_Required task:_ Leave out the pictures and copy everything else in the entries exactly.

_Data in this exercise:_
'''
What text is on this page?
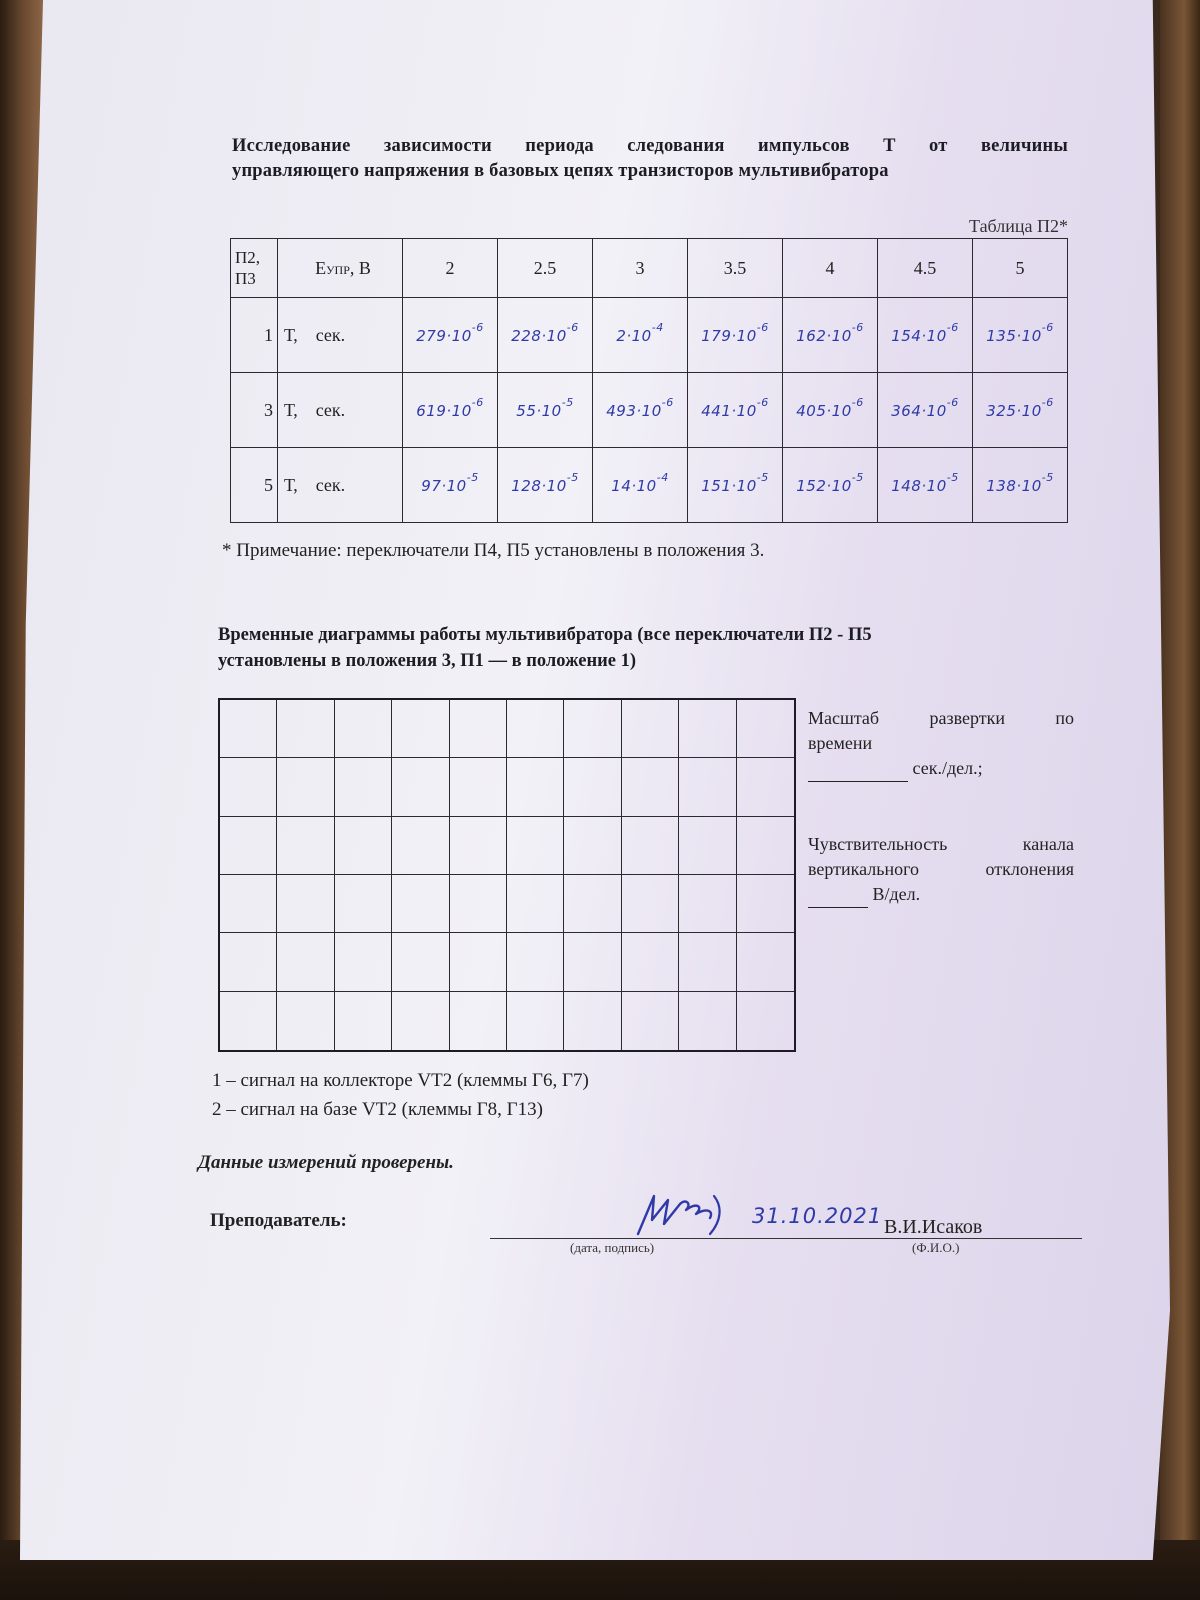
Исследование зависимости периода следования импульсов Т от величины
управляющего напряжения в базовых цепях транзисторов мультивибратора
Таблица П2*
П2, П3	ЕУПР, В	2	2.5	3	3.5	4	4.5	5
1	Т,    сек.	$279\cdot 10^{-6}$	$228\cdot 10^{-6}$	$2\cdot 10^{-4}$	$179\cdot 10^{-6}$	$162\cdot 10^{-6}$	$154\cdot 10^{-6}$	$135\cdot 10^{-6}$
3	Т,    сек.	$619\cdot 10^{-6}$	$55\cdot 10^{-5}$	$493\cdot 10^{-6}$	$441\cdot 10^{-6}$	$405\cdot 10^{-6}$	$364\cdot 10^{-6}$	$325\cdot 10^{-6}$
5	Т,    сек.	$97\cdot 10^{-5}$	$128\cdot 10^{-5}$	$14\cdot 10^{-4}$	$151\cdot 10^{-5}$	$152\cdot 10^{-5}$	$148\cdot 10^{-5}$	$138\cdot 10^{-5}$
* Примечание: переключатели П4, П5 установлены в положения 3.
Временные диаграммы работы мультивибратора (все переключатели П2 - П5
установлены в положения 3, П1 — в положение 1)
Масштаб развертки по
времени
сек./дел.;
Чувствительность канала
вертикального отклонения
В/дел.
1 – сигнал на коллекторе VT2 (клеммы Г6, Г7)
2 – сигнал на базе VT2 (клеммы Г8, Г13)
Данные измерений проверены.
Преподаватель:	31.10.2021 В.И.Исаков
(дата, подпись)	(Ф.И.О.)
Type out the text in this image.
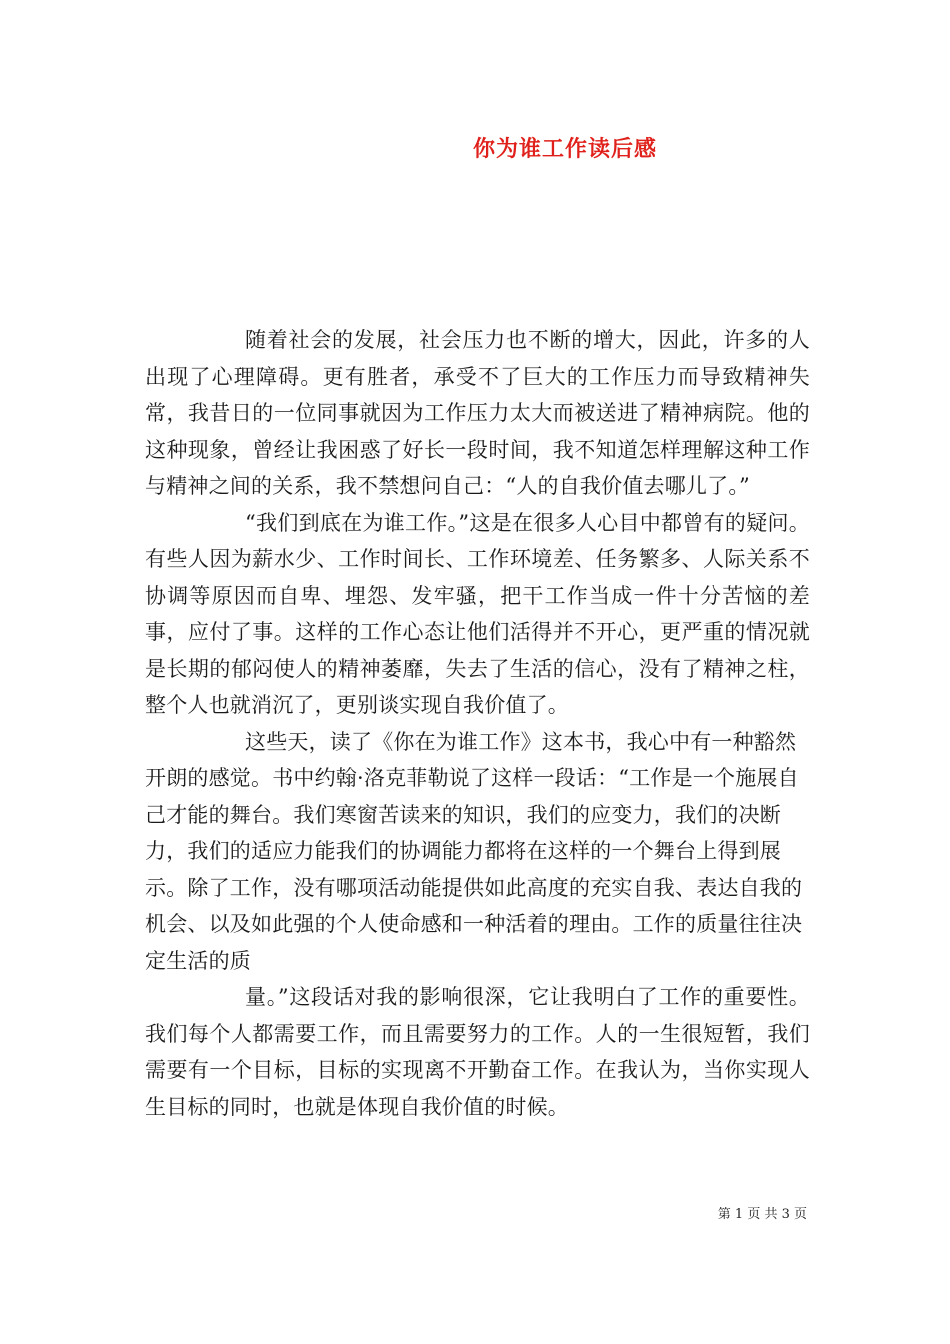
你为谁工作读后感

随着社会的发展，社会压力也不断的增大，因此，许多的人出现了心理障碍。更有胜者，承受不了巨大的工作压力而导致精神失常，我昔日的一位同事就因为工作压力太大而被送进了精神病院。他的这种现象，曾经让我困惑了好长一段时间，我不知道怎样理解这种工作与精神之间的关系，我不禁想问自己：“人的自我价值去哪儿了。”

“我们到底在为谁工作。”这是在很多人心目中都曾有的疑问。有些人因为薪水少、工作时间长、工作环境差、任务繁多、人际关系不协调等原因而自卑、埋怨、发牢骚，把干工作当成一件十分苦恼的差事，应付了事。这样的工作心态让他们活得并不开心，更严重的情况就是长期的郁闷使人的精神萎靡，失去了生活的信心，没有了精神之柱，整个人也就消沉了，更别谈实现自我价值了。

这些天，读了《你在为谁工作》这本书，我心中有一种豁然开朗的感觉。书中约翰·洛克菲勒说了这样一段话：“工作是一个施展自己才能的舞台。我们寒窗苦读来的知识，我们的应变力，我们的决断力，我们的适应力能我们的协调能力都将在这样的一个舞台上得到展示。除了工作，没有哪项活动能提供如此高度的充实自我、表达自我的机会、以及如此强的个人使命感和一种活着的理由。工作的质量往往决定生活的质

量。”这段话对我的影响很深，它让我明白了工作的重要性。我们每个人都需要工作，而且需要努力的工作。人的一生很短暂，我们需要有一个目标，目标的实现离不开勤奋工作。在我认为，当你实现人生目标的同时，也就是体现自我价值的时候。

第 1 页 共 3 页
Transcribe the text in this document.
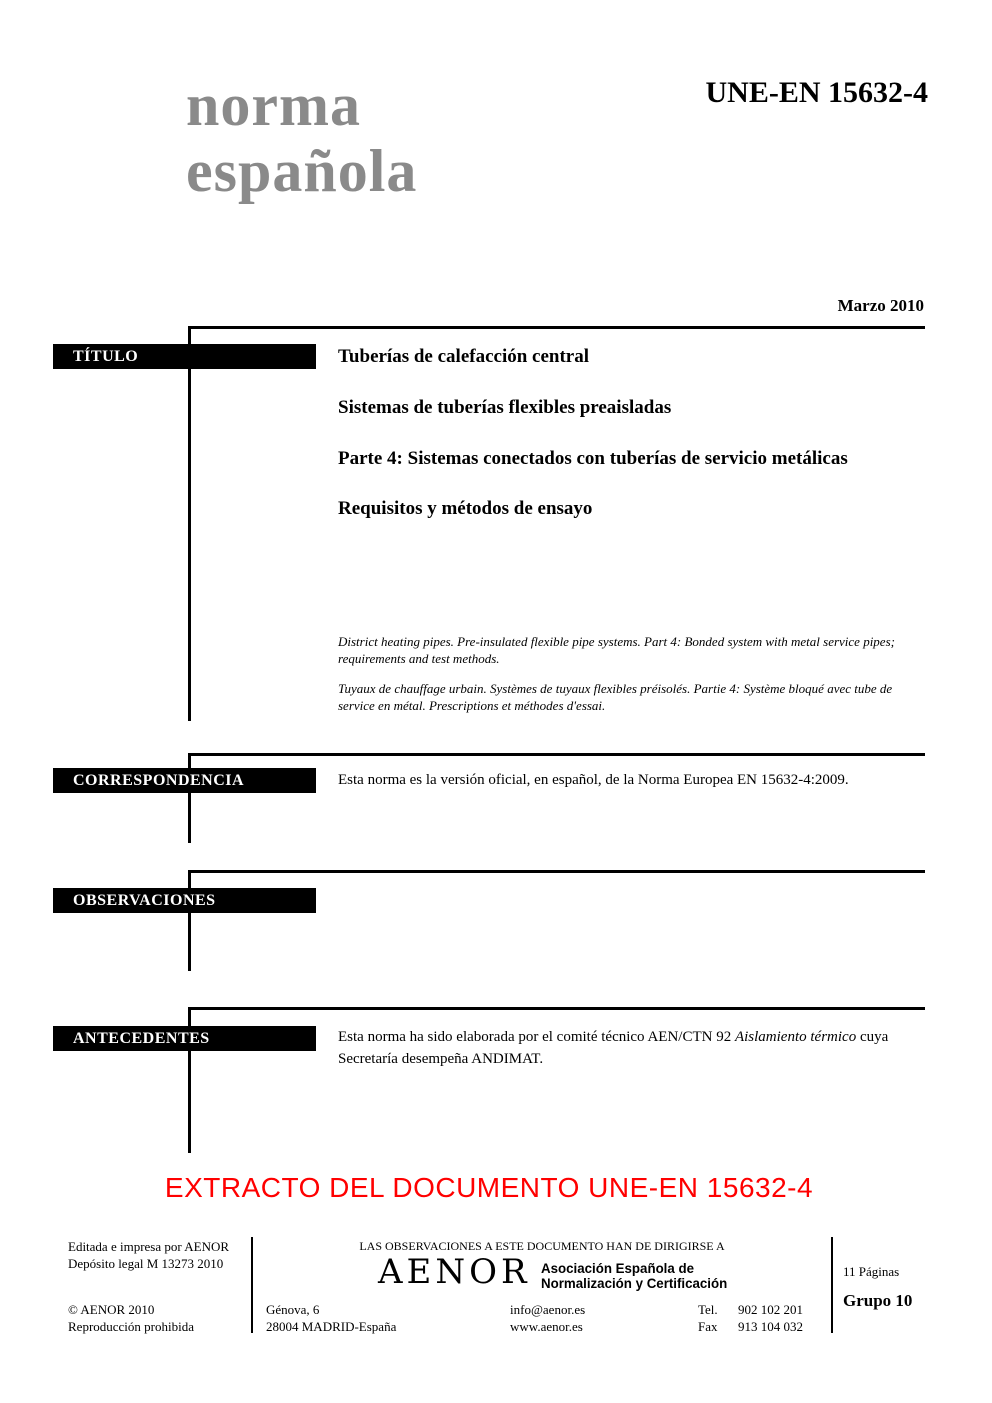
norma
española
UNE-EN 15632-4
Marzo 2010
TÍTULO
CORRESPONDENCIA
OBSERVACIONES
ANTECEDENTES
Tuberías de calefacción central
Sistemas de tuberías flexibles preaisladas
Parte 4: Sistemas conectados con tuberías de servicio metálicas
Requisitos y métodos de ensayo
District heating pipes. Pre-insulated flexible pipe systems. Part 4: Bonded system with metal service pipes; requirements and test methods.
Tuyaux de chauffage urbain. Systèmes de tuyaux flexibles préisolés. Partie 4: Système bloqué avec tube de service en métal. Prescriptions et méthodes d'essai.
Esta norma es la versión oficial, en español, de la Norma Europea EN 15632-4:2009.
Esta norma ha sido elaborada por el comité técnico AEN/CTN 92 Aislamiento térmico cuya Secretaría desempeña ANDIMAT.
EXTRACTO DEL DOCUMENTO UNE-EN 15632-4
Editada e impresa por AENOR
Depósito legal M 13273 2010
© AENOR 2010
Reproducción prohibida
LAS OBSERVACIONES A ESTE DOCUMENTO HAN DE DIRIGIRSE A
AENOR Asociación Española de
Normalización y Certificación
Génova, 6
28004 MADRID-España
info@aenor.es
www.aenor.es
Tel.	902 102 201
Fax	913 104 032
11 Páginas
Grupo 10
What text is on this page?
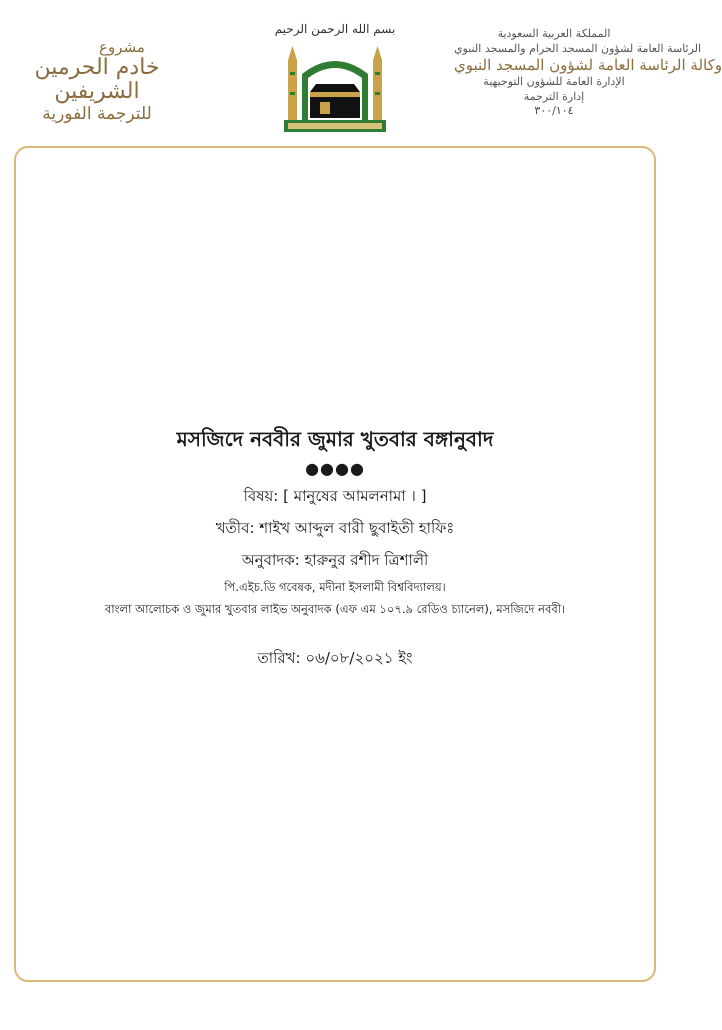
مشروع
خادم الحرمين الشريفين
للترجمة الفورية
بسم الله الرحمن الرحيم	المملكة العربية السعودية
الرئاسة العامة لشؤون المسجد الحرام والمسجد النبوي
وكالة الرئاسة العامة لشؤون المسجد النبوي
الإدارة العامة للشؤون التوجيهية
إدارة الترجمة
٣٠٠/١٠٤
মসজিদে নববীর জুমার খুতবার বঙ্গানুবাদ
●●●●

বিষয়: [ মানুষের আমলনামা । ]

খতীব: শাইখ আব্দুল বারী ছুবাইতী হাফিঃ

অনুবাদক: হারুনুর রশীদ ত্রিশালী

পি.এইচ.ডি গবেষক, মদীনা ইসলামী বিশ্ববিদ্যালয়।

বাংলা আলোচক ও জুমার খুতবার লাইভ অনুবাদক (এফ এম ১০৭.৯ রেডিও চ্যানেল), মসজিদে নববী।

তারিখ: ০৬/০৮/২০২১ ইং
'''
_Written solution:_
What text is on this page?
Исследование зависимости периода следования импульсов Т от величины
управляющего напряжения в базовых цепях транзисторов мультивибратора
Таблица П2*
П2, П3	ЕУПР, В	2	2.5	3	3.5	4	4.5	5
1	Т,    сек.	$279\cdot 10^{-6}$	$228\cdot 10^{-6}$	$2\cdot 10^{-4}$	$179\cdot 10^{-6}$	$162\cdot 10^{-6}$	$154\cdot 10^{-6}$	$135\cdot 10^{-6}$
3	Т,    сек.	$619\cdot 10^{-6}$	$55\cdot 10^{-5}$	$493\cdot 10^{-6}$	$441\cdot 10^{-6}$	$405\cdot 10^{-6}$	$364\cdot 10^{-6}$	$325\cdot 10^{-6}$
5	Т,    сек.	$97\cdot 10^{-5}$	$128\cdot 10^{-5}$	$14\cdot 10^{-4}$	$151\cdot 10^{-5}$	$152\cdot 10^{-5}$	$148\cdot 10^{-5}$	$138\cdot 10^{-5}$
* Примечание: переключатели П4, П5 установлены в положения 3.
Временные диаграммы работы мультивибратора (все переключатели П2 - П5
установлены в положения 3, П1 — в положение 1)
Масштаб развертки по
времени
сек./дел.;
Чувствительность канала
вертикального отклонения
В/дел.
1 – сигнал на коллекторе VT2 (клеммы Г6, Г7)
2 – сигнал на базе VT2 (клеммы Г8, Г13)
Данные измерений проверены.
Преподаватель:	31.10.2021 В.И.Исаков
(дата, подпись)	(Ф.И.О.)
Type out the text in this image.
你为谁工作读后感

随着社会的发展，社会压力也不断的增大，因此，许多的人出现了心理障碍。更有胜者，承受不了巨大的工作压力而导致精神失常，我昔日的一位同事就因为工作压力太大而被送进了精神病院。他的这种现象，曾经让我困惑了好长一段时间，我不知道怎样理解这种工作与精神之间的关系，我不禁想问自己：“人的自我价值去哪儿了。”

“我们到底在为谁工作。”这是在很多人心目中都曾有的疑问。有些人因为薪水少、工作时间长、工作环境差、任务繁多、人际关系不协调等原因而自卑、埋怨、发牢骚，把干工作当成一件十分苦恼的差事，应付了事。这样的工作心态让他们活得并不开心，更严重的情况就是长期的郁闷使人的精神萎靡，失去了生活的信心，没有了精神之柱，整个人也就消沉了，更别谈实现自我价值了。

这些天，读了《你在为谁工作》这本书，我心中有一种豁然开朗的感觉。书中约翰·洛克菲勒说了这样一段话：“工作是一个施展自己才能的舞台。我们寒窗苦读来的知识，我们的应变力，我们的决断力，我们的适应力能我们的协调能力都将在这样的一个舞台上得到展示。除了工作，没有哪项活动能提供如此高度的充实自我、表达自我的机会、以及如此强的个人使命感和一种活着的理由。工作的质量往往决定生活的质

量。”这段话对我的影响很深，它让我明白了工作的重要性。我们每个人都需要工作，而且需要努力的工作。人的一生很短暂，我们需要有一个目标，目标的实现离不开勤奋工作。在我认为，当你实现人生目标的同时，也就是体现自我价值的时候。

第 1 页 共 3 页
Transcribe the text in this document.
norma
española
UNE-EN 15632-4
Marzo 2010
TÍTULO
CORRESPONDENCIA
OBSERVACIONES
ANTECEDENTES
Tuberías de calefacción central
Sistemas de tuberías flexibles preaisladas
Parte 4: Sistemas conectados con tuberías de servicio metálicas
Requisitos y métodos de ensayo
District heating pipes. Pre-insulated flexible pipe systems. Part 4: Bonded system with metal service pipes; requirements and test methods.
Tuyaux de chauffage urbain. Systèmes de tuyaux flexibles préisolés. Partie 4: Système bloqué avec tube de service en métal. Prescriptions et méthodes d'essai.
Esta norma es la versión oficial, en español, de la Norma Europea EN 15632-4:2009.
Esta norma ha sido elaborada por el comité técnico AEN/CTN 92 Aislamiento térmico cuya Secretaría desempeña ANDIMAT.
EXTRACTO DEL DOCUMENTO UNE-EN 15632-4
Editada e impresa por AENOR
Depósito legal M 13273 2010
© AENOR 2010
Reproducción prohibida
LAS OBSERVACIONES A ESTE DOCUMENTO HAN DE DIRIGIRSE A
AENOR Asociación Española de
Normalización y Certificación
Génova, 6
28004 MADRID-España
info@aenor.es
www.aenor.es
Tel.	902 102 201
Fax	913 104 032
11 Páginas
Grupo 10
What text is on this page?
مشروع
خادم الحرمين الشريفين
للترجمة الفورية
بسم الله الرحمن الرحيم	المملكة العربية السعودية
الرئاسة العامة لشؤون المسجد الحرام والمسجد النبوي
وكالة الرئاسة العامة لشؤون المسجد النبوي
الإدارة العامة للشؤون التوجيهية
إدارة الترجمة
٣٠٠/١٠٤
মসজিদে নববীর জুমার খুতবার বঙ্গানুবাদ
●●●●

বিষয়: [ মানুষের আমলনামা । ]

খতীব: শাইখ আব্দুল বারী ছুবাইতী হাফিঃ

অনুবাদক: হারুনুর রশীদ ত্রিশালী

পি.এইচ.ডি গবেষক, মদীনা ইসলামী বিশ্ববিদ্যালয়।

বাংলা আলোচক ও জুমার খুতবার লাইভ অনুবাদক (এফ এম ১০৭.৯ রেডিও চ্যানেল), মসজিদে নববী।

তারিখ: ০৬/০৮/২০২১ ইং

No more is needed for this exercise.